→ **Do this**: Quote word for word from the line holding "Give me the" to the last line below, including both, and omit any pictures.

→ **Provided material**:
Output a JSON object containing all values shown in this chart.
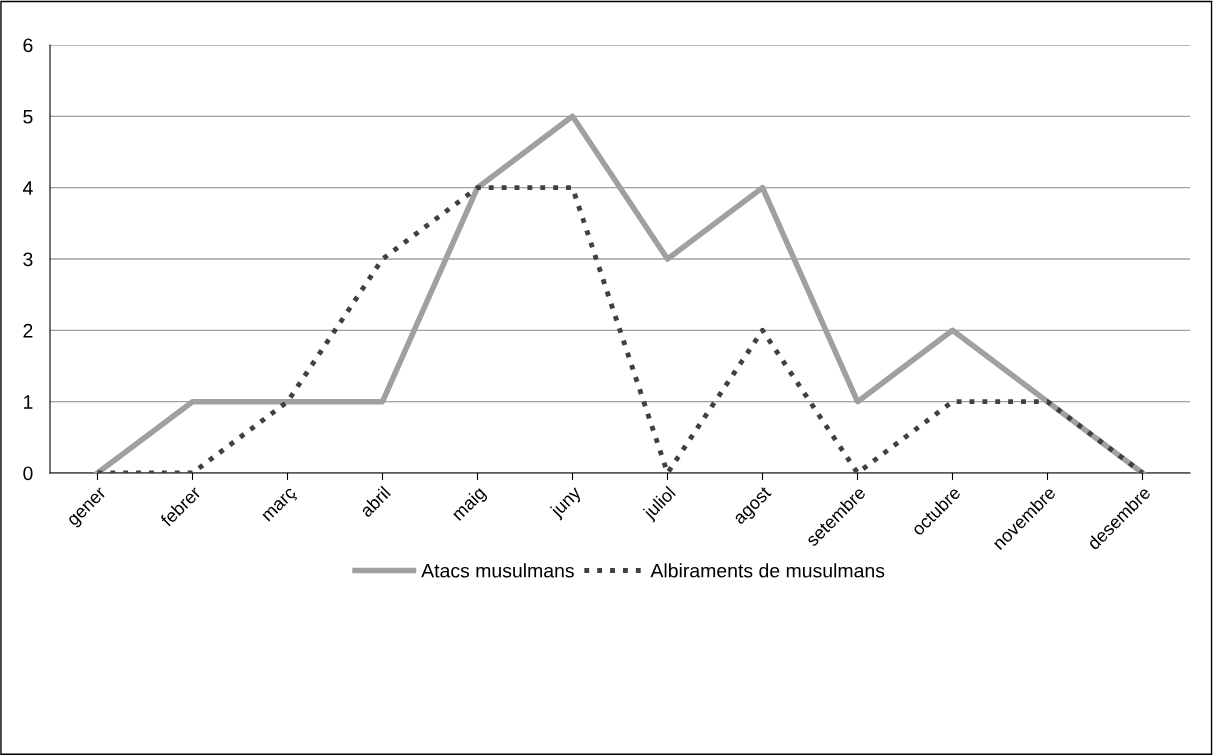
{
  "chart_data": {
    "type": "line",
    "categories": [
      "gener",
      "febrer",
      "març",
      "abril",
      "maig",
      "juny",
      "juliol",
      "agost",
      "setembre",
      "octubre",
      "novembre",
      "desembre"
    ],
    "series": [
      {
        "name": "Atacs musulmans",
        "color": "#a0a0a0",
        "line_style": "solid",
        "values": [
          0,
          1,
          1,
          1,
          4,
          5,
          3,
          4,
          1,
          2,
          1,
          0
        ]
      },
      {
        "name": "Albiraments de musulmans",
        "color": "#404040",
        "line_style": "dotted",
        "values": [
          0,
          0,
          1,
          3,
          4,
          4,
          0,
          2,
          0,
          1,
          1,
          0
        ]
      }
    ],
    "ylim": [
      0,
      6
    ],
    "yticks": [
      0,
      1,
      2,
      3,
      4,
      5,
      6
    ],
    "grid": "y",
    "legend": "bottom",
    "marker": "none"
  }
}
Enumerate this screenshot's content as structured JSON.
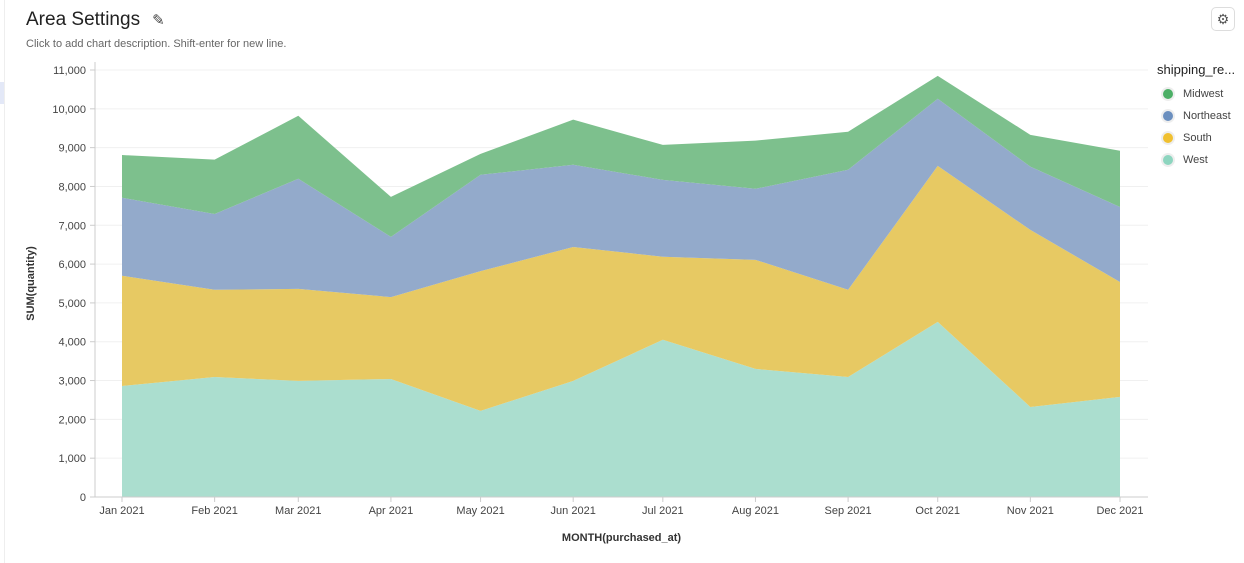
{
  "header": {
    "title": "Area Settings",
    "description": "Click to add chart description. Shift-enter for new line.",
    "edit_icon": "pencil-icon",
    "settings_icon": "gear-icon"
  },
  "chart_data": {
    "type": "area",
    "stacked": true,
    "xlabel": "MONTH(purchased_at)",
    "ylabel": "SUM(quantity)",
    "ylim": [
      0,
      11000
    ],
    "yticks": [
      "0",
      "1,000",
      "2,000",
      "3,000",
      "4,000",
      "5,000",
      "6,000",
      "7,000",
      "8,000",
      "9,000",
      "10,000",
      "11,000"
    ],
    "categories": [
      "Jan 2021",
      "Feb 2021",
      "Mar 2021",
      "Apr 2021",
      "May 2021",
      "Jun 2021",
      "Jul 2021",
      "Aug 2021",
      "Sep 2021",
      "Oct 2021",
      "Nov 2021",
      "Dec 2021"
    ],
    "dates": [
      "2021-01-01",
      "2021-02-01",
      "2021-03-01",
      "2021-04-01",
      "2021-05-01",
      "2021-06-01",
      "2021-07-01",
      "2021-08-01",
      "2021-09-01",
      "2021-10-01",
      "2021-11-01",
      "2021-12-01"
    ],
    "grid": true,
    "legend": {
      "title": "shipping_re...",
      "placement": "right"
    },
    "series": [
      {
        "name": "West",
        "color": "#8dd5bf",
        "fill": "#abdecf",
        "values": [
          2860,
          3090,
          2990,
          3040,
          2220,
          2990,
          4050,
          3300,
          3090,
          4510,
          2320,
          2580
        ]
      },
      {
        "name": "South",
        "color": "#f0c030",
        "fill": "#e7c963",
        "values": [
          2840,
          2250,
          2370,
          2110,
          3600,
          3450,
          2140,
          2810,
          2250,
          4020,
          4560,
          2960
        ]
      },
      {
        "name": "Northeast",
        "color": "#6b8fbf",
        "fill": "#93aacb",
        "values": [
          2010,
          1950,
          2840,
          1550,
          2480,
          2120,
          1980,
          1830,
          3090,
          1730,
          1630,
          1930
        ]
      },
      {
        "name": "Midwest",
        "color": "#4caf66",
        "fill": "#7dc08d",
        "values": [
          1100,
          1400,
          1620,
          1030,
          540,
          1160,
          900,
          1240,
          980,
          590,
          820,
          1450
        ]
      }
    ]
  }
}
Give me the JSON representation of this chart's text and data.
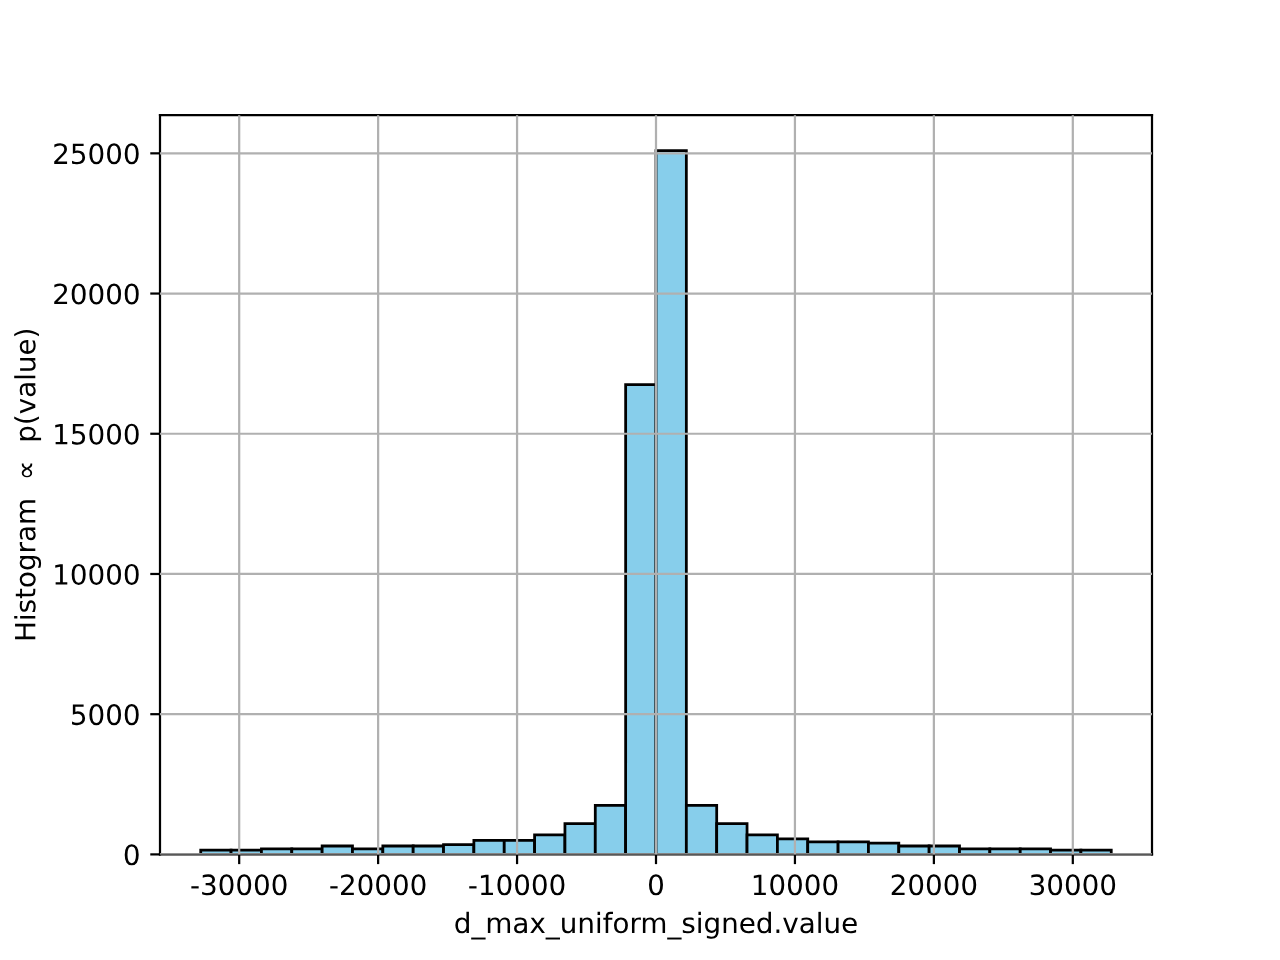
{
  "chart_data": {
    "type": "histogram",
    "xlabel": "d_max_uniform_signed.value",
    "ylabel": "Histogram  ∝  p(value)",
    "bins": [
      -32768,
      -30584,
      -28399,
      -26215,
      -24030,
      -21846,
      -19661,
      -17477,
      -15292,
      -13108,
      -10923,
      -8739,
      -6554,
      -4370,
      -2185,
      0,
      2184,
      4369,
      6553,
      8738,
      10922,
      13107,
      15291,
      17476,
      19660,
      21845,
      24029,
      26214,
      28398,
      30583,
      32767
    ],
    "values": [
      150,
      150,
      200,
      200,
      300,
      200,
      300,
      300,
      350,
      500,
      500,
      700,
      1100,
      1750,
      16750,
      25100,
      1750,
      1100,
      700,
      550,
      450,
      450,
      400,
      300,
      300,
      200,
      200,
      200,
      150,
      150
    ],
    "color": "#87ceeb",
    "xlim": [
      -35700,
      35700
    ],
    "ylim": [
      0,
      26360
    ],
    "xticks": [
      -30000,
      -20000,
      -10000,
      0,
      10000,
      20000,
      30000
    ],
    "yticks": [
      0,
      5000,
      10000,
      15000,
      20000,
      25000
    ],
    "grid": true
  }
}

→ **Problem solution**:
Give me the JSON representation of this chart's text and data.
{
  "chart_data": {
    "type": "histogram",
    "xlabel": "d_max_uniform_signed.value",
    "ylabel": "Histogram  ∝  p(value)",
    "bins": [
      -32768,
      -30584,
      -28399,
      -26215,
      -24030,
      -21846,
      -19661,
      -17477,
      -15292,
      -13108,
      -10923,
      -8739,
      -6554,
      -4370,
      -2185,
      0,
      2184,
      4369,
      6553,
      8738,
      10922,
      13107,
      15291,
      17476,
      19660,
      21845,
      24029,
      26214,
      28398,
      30583,
      32767
    ],
    "values": [
      150,
      150,
      200,
      200,
      300,
      200,
      300,
      300,
      350,
      500,
      500,
      700,
      1100,
      1750,
      16750,
      25100,
      1750,
      1100,
      700,
      550,
      450,
      450,
      400,
      300,
      300,
      200,
      200,
      200,
      150,
      150
    ],
    "color": "#87ceeb",
    "xlim": [
      -35700,
      35700
    ],
    "ylim": [
      0,
      26360
    ],
    "xticks": [
      -30000,
      -20000,
      -10000,
      0,
      10000,
      20000,
      30000
    ],
    "yticks": [
      0,
      5000,
      10000,
      15000,
      20000,
      25000
    ],
    "grid": true
  }
}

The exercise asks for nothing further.